PROBLEM STATEMENT: Where a line of the listing below includes the word "value", reproduce that line.

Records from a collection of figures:
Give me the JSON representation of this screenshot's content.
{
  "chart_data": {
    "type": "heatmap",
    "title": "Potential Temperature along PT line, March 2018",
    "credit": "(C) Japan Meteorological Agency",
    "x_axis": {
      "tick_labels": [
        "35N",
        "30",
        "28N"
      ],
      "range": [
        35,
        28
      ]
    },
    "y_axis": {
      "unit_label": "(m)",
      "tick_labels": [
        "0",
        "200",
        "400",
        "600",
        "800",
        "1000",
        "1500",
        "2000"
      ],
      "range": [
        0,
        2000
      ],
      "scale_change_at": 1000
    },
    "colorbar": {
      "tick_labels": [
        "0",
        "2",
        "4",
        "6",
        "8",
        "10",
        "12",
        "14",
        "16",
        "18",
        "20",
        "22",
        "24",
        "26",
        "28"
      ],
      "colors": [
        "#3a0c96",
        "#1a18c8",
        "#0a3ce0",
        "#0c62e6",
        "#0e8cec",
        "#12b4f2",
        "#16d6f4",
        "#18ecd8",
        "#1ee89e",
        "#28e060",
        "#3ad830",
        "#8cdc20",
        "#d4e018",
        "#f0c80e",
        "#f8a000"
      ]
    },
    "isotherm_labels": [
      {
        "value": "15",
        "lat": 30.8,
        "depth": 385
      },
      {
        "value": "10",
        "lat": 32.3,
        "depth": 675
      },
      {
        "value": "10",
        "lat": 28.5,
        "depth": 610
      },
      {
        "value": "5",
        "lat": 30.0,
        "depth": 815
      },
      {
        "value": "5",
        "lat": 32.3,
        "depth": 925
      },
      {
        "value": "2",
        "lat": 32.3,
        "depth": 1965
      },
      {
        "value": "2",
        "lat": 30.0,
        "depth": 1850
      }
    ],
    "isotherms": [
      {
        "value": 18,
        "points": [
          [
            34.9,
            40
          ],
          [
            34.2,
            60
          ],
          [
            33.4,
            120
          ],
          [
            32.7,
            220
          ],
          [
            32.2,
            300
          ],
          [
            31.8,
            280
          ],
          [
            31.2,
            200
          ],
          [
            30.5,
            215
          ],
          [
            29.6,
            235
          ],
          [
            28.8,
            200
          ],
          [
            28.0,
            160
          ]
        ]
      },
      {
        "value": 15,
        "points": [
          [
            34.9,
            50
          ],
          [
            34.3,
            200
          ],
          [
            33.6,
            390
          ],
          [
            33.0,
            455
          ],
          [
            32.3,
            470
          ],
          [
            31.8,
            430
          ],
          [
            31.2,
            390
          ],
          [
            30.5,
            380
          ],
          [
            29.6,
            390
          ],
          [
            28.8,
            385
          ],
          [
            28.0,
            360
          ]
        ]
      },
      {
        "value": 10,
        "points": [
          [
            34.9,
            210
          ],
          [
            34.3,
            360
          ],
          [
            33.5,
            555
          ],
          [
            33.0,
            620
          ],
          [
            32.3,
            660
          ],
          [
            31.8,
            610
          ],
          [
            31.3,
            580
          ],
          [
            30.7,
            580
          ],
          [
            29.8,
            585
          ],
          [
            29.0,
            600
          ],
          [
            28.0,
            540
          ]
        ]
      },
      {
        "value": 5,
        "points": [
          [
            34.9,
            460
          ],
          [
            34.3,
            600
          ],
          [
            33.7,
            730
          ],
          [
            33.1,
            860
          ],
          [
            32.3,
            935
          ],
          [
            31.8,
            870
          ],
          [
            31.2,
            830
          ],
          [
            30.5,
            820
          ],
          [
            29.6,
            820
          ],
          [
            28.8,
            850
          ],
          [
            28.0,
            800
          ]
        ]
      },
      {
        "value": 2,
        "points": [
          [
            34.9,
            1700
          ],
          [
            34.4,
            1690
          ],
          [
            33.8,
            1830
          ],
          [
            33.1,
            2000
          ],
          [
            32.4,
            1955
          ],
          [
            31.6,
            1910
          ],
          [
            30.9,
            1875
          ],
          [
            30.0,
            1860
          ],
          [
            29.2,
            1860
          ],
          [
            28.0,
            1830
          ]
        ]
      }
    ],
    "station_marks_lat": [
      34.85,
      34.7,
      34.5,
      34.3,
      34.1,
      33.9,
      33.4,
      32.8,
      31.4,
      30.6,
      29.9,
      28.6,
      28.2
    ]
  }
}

EXERCISE SOLUTION:
        "value": "15",
        "value": "10",
        "value": "10",
        "value": "5",
        "value": "5",
        "value": "2",
        "value": "2",
        "value": 18,
        "value": 15,
        "value": 10,
        "value": 5,
        "value": 2,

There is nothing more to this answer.